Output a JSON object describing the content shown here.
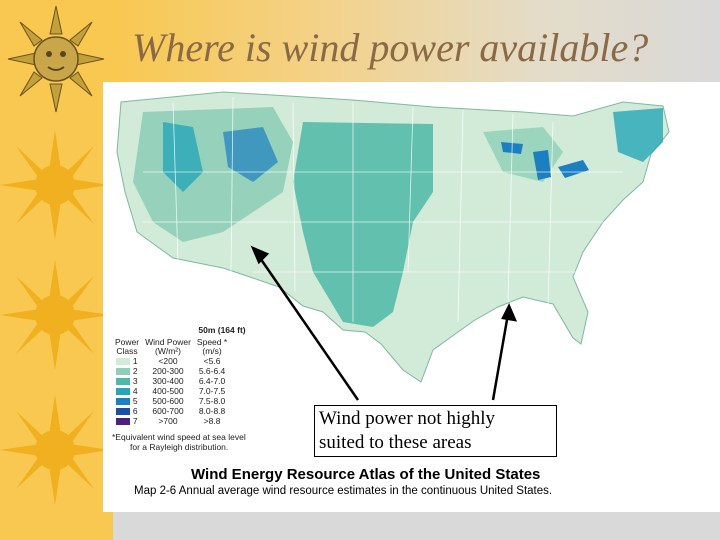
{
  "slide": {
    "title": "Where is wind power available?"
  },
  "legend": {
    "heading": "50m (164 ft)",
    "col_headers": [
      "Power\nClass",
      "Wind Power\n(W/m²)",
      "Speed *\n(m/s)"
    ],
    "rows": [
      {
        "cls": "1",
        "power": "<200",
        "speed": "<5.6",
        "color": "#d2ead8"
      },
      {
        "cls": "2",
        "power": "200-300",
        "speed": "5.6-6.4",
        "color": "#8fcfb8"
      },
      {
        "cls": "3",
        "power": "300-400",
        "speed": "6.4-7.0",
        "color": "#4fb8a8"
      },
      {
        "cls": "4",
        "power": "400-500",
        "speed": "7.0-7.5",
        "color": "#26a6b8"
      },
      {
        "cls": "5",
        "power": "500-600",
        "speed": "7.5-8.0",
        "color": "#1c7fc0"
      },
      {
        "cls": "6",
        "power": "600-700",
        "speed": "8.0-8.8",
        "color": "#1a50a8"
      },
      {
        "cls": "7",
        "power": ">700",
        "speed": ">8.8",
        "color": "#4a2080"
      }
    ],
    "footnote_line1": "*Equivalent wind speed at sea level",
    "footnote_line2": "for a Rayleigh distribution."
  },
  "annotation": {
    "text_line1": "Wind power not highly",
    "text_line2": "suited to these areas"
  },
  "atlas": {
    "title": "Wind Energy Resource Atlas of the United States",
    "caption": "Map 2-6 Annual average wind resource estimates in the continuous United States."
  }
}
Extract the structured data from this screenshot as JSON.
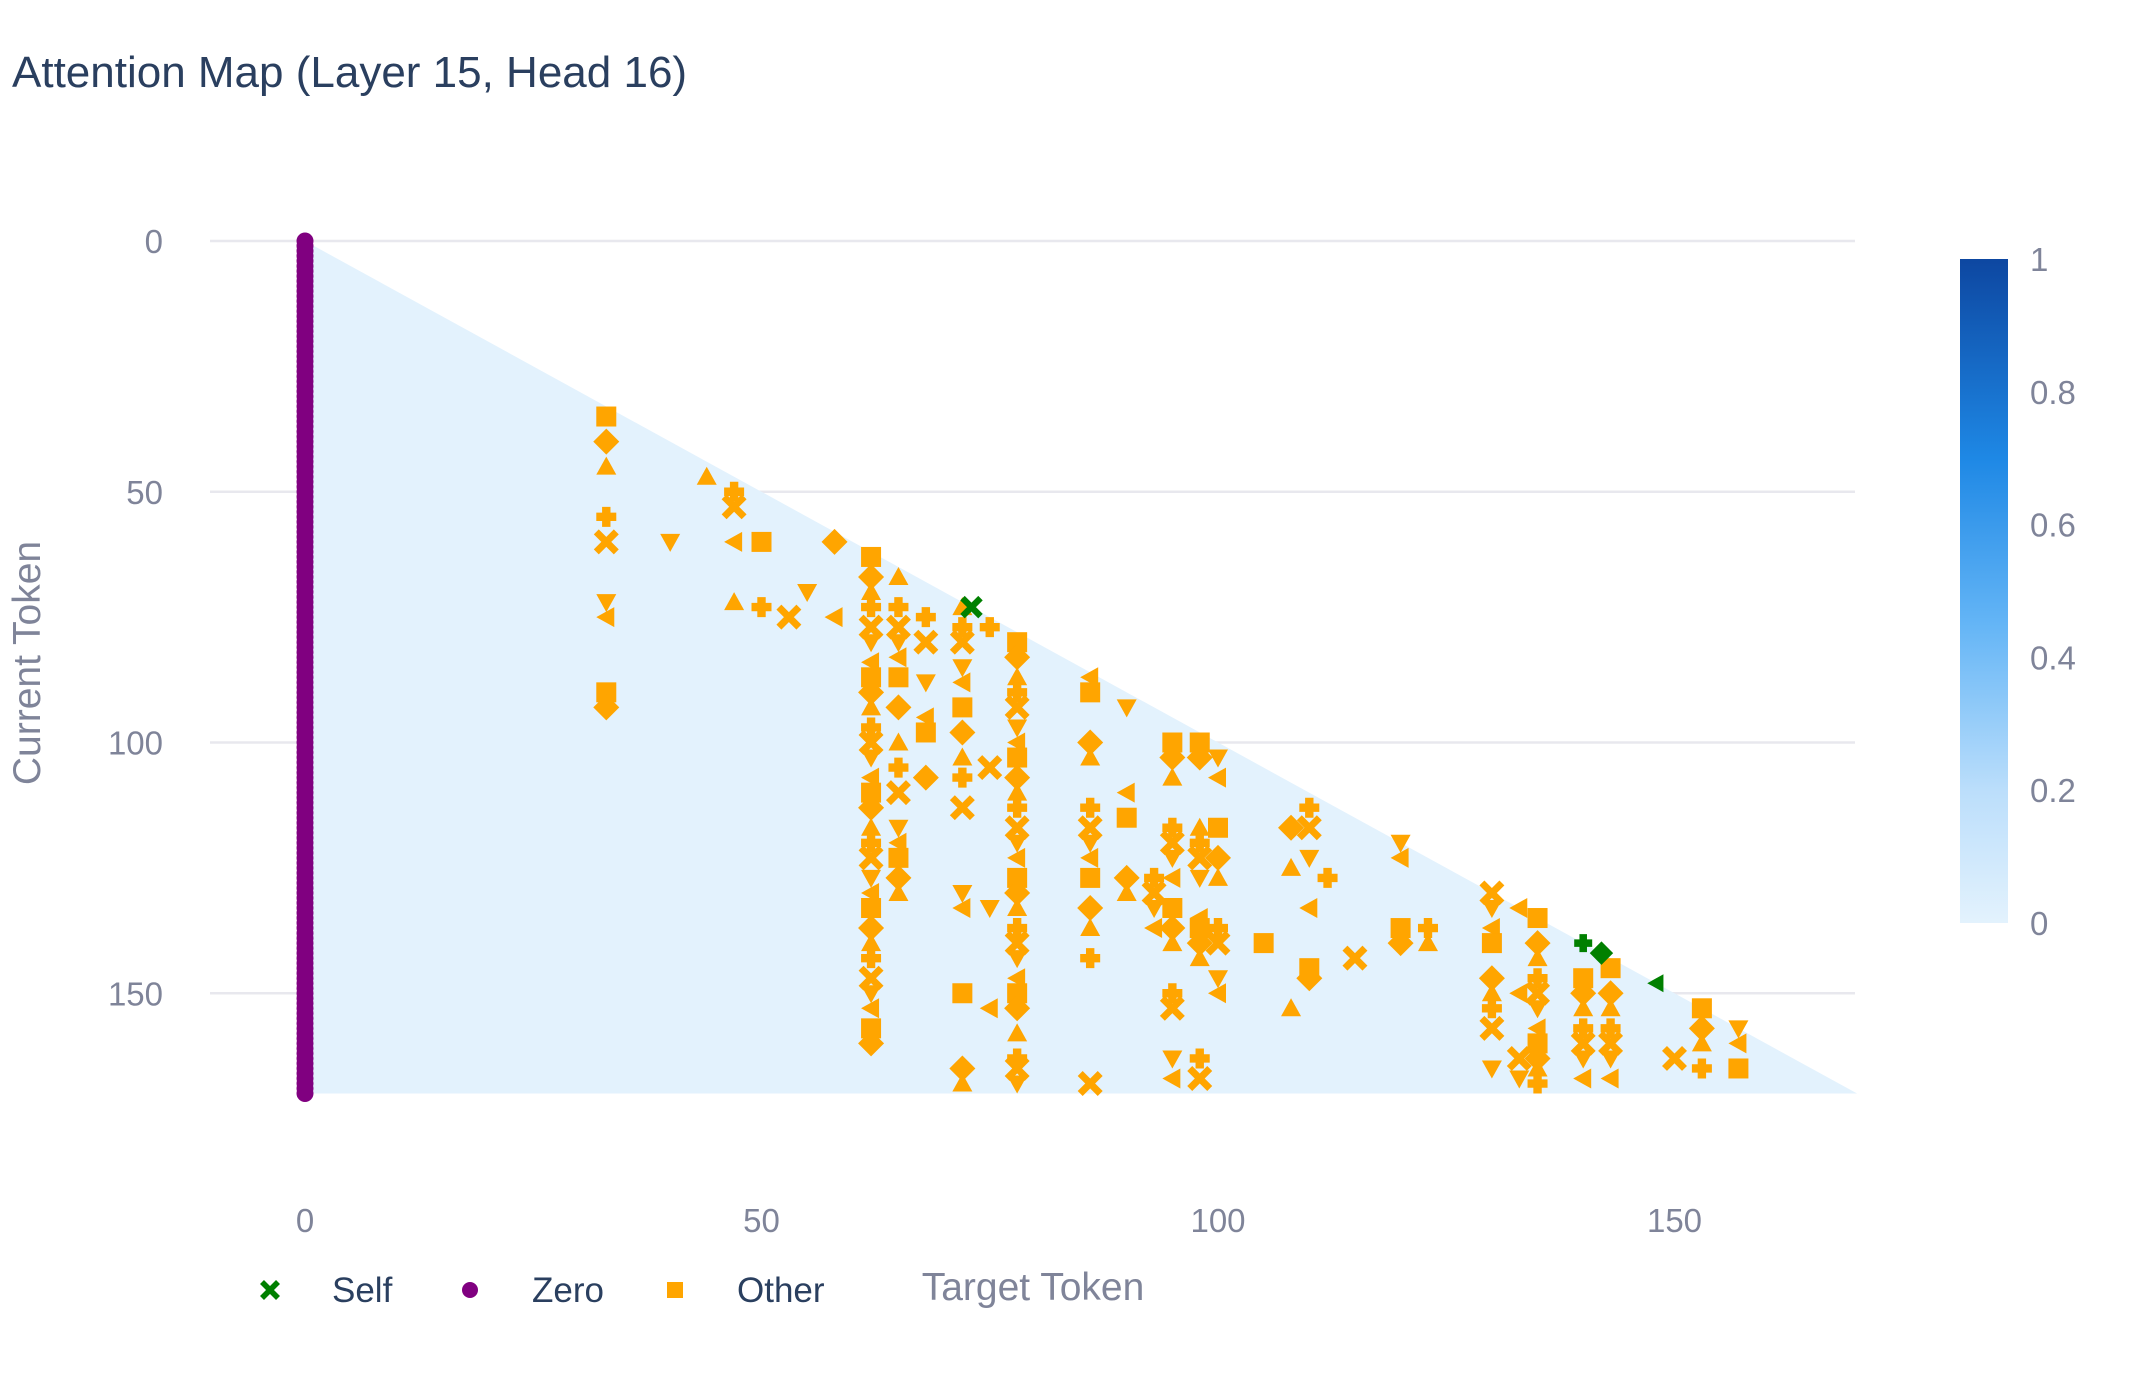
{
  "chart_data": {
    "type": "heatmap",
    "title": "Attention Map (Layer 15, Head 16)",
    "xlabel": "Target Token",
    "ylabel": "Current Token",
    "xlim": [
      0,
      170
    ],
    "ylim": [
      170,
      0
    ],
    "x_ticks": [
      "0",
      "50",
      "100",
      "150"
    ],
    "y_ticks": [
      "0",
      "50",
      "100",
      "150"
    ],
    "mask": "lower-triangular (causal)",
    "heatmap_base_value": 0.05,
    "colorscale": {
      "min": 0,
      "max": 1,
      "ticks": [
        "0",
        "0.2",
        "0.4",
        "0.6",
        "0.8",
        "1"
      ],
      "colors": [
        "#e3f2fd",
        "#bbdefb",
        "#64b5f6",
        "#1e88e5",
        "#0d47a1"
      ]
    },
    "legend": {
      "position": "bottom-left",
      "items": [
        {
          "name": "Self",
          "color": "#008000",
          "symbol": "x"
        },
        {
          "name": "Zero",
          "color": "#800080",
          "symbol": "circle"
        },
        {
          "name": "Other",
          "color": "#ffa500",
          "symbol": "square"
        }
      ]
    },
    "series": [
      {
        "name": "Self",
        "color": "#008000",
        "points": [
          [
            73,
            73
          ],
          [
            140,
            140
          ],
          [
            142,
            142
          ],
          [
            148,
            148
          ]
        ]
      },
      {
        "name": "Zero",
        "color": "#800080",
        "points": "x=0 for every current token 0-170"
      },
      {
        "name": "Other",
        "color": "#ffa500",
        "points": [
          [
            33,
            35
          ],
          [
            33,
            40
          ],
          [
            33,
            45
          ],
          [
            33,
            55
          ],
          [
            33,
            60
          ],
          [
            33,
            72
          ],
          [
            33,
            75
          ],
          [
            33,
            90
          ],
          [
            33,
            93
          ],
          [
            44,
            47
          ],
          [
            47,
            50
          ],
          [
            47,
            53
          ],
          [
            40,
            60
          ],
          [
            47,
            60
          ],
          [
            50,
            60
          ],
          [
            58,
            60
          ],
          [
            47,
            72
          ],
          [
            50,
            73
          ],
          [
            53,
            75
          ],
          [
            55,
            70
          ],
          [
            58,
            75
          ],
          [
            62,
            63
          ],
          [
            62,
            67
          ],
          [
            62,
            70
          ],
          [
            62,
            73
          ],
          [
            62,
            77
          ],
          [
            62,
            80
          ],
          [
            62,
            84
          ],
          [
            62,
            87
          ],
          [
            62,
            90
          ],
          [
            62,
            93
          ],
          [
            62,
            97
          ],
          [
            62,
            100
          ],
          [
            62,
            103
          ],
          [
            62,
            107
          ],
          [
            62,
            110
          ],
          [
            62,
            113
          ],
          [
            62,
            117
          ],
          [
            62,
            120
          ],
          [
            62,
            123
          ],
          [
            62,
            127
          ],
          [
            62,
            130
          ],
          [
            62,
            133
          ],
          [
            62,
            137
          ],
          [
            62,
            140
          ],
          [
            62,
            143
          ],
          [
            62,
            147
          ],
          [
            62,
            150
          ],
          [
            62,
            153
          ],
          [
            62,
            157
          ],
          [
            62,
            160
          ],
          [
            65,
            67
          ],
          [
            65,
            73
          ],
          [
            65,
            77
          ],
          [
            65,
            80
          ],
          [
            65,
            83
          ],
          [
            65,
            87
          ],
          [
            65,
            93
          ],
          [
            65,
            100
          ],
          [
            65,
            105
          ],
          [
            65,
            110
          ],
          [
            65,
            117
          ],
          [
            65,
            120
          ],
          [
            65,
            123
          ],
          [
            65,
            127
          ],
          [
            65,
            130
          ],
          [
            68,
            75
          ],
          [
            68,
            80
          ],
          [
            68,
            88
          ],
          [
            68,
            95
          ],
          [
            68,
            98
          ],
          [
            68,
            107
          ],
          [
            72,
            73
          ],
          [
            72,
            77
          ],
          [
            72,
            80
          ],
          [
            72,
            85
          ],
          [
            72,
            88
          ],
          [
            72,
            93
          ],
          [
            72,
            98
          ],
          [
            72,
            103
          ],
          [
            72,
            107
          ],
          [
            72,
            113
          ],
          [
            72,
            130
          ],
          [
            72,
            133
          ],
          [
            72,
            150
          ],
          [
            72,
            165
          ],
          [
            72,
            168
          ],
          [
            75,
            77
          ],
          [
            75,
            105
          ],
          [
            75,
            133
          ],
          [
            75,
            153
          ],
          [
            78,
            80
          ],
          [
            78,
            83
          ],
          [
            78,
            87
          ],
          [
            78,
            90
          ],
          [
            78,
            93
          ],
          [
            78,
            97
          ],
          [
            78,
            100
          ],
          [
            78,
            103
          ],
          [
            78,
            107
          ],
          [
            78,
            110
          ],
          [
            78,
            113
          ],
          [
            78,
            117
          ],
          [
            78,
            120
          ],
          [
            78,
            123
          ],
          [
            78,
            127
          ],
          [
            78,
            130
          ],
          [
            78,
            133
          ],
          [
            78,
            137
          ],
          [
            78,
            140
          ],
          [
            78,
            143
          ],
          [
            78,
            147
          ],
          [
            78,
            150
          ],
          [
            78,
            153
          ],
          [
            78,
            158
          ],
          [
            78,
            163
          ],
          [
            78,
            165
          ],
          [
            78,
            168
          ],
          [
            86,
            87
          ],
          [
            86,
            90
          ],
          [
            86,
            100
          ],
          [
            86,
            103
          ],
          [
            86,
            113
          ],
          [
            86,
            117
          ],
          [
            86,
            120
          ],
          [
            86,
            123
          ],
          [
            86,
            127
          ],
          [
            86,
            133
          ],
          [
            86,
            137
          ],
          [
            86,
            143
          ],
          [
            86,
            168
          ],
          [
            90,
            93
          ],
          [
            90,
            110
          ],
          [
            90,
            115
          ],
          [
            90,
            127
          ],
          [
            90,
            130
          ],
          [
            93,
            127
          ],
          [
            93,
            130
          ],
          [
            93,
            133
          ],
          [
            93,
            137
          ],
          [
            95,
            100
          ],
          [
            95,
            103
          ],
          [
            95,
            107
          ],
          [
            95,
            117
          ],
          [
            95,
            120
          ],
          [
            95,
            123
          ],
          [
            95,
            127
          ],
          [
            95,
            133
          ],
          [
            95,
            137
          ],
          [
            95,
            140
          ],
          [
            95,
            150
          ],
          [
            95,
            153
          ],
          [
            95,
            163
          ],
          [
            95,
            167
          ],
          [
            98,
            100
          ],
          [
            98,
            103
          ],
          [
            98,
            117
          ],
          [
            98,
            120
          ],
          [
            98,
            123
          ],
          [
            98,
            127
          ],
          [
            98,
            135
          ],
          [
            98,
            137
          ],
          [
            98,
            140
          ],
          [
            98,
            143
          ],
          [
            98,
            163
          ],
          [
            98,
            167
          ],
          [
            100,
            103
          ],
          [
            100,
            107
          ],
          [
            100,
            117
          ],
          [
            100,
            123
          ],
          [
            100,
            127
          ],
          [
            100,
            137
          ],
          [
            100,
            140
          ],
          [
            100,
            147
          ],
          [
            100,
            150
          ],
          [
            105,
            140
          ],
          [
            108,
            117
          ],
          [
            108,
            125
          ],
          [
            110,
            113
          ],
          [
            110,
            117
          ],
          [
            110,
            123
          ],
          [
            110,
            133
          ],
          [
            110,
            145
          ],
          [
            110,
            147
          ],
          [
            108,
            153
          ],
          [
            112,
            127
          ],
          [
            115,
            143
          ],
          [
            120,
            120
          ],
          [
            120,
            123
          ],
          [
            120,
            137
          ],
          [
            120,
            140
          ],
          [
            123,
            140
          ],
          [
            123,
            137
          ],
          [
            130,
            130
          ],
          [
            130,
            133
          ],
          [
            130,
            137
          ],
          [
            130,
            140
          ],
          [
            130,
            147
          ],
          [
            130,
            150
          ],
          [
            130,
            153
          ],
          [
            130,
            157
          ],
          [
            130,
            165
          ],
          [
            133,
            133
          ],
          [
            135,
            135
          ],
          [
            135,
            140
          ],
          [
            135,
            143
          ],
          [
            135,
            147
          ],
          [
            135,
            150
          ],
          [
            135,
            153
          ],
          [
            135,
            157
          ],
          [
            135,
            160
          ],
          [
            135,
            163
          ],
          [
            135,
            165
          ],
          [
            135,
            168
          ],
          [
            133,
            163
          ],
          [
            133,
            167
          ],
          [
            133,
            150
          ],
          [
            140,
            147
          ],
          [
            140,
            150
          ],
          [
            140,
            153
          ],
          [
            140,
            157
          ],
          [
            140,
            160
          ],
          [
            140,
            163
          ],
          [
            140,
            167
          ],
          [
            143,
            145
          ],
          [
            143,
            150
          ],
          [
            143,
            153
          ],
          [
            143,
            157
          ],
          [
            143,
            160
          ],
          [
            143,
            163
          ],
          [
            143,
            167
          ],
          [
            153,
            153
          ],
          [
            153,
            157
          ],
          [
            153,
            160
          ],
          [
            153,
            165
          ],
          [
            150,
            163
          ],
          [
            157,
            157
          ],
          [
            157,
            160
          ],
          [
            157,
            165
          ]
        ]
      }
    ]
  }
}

- - - - -

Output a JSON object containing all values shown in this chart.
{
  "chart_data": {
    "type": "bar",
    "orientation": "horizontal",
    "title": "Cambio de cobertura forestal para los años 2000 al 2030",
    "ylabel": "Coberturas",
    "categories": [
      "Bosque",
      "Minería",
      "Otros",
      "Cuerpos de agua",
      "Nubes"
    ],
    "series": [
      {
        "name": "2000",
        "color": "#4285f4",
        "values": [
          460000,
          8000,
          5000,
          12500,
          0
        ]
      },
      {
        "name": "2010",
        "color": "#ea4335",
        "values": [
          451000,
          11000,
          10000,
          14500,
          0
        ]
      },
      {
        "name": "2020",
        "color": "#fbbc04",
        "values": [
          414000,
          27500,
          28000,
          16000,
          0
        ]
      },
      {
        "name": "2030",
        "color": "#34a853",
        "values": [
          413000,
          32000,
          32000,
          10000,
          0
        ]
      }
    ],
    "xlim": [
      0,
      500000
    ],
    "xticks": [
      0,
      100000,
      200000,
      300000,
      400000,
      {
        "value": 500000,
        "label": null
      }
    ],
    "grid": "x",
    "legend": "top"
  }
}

- - - - -

> Task statement
Report back each line of the entries that holds the string "this".

> Task answer
Extract the structured data from this screenshot as JSON.
Output a JSON object containing all values shown in this chart.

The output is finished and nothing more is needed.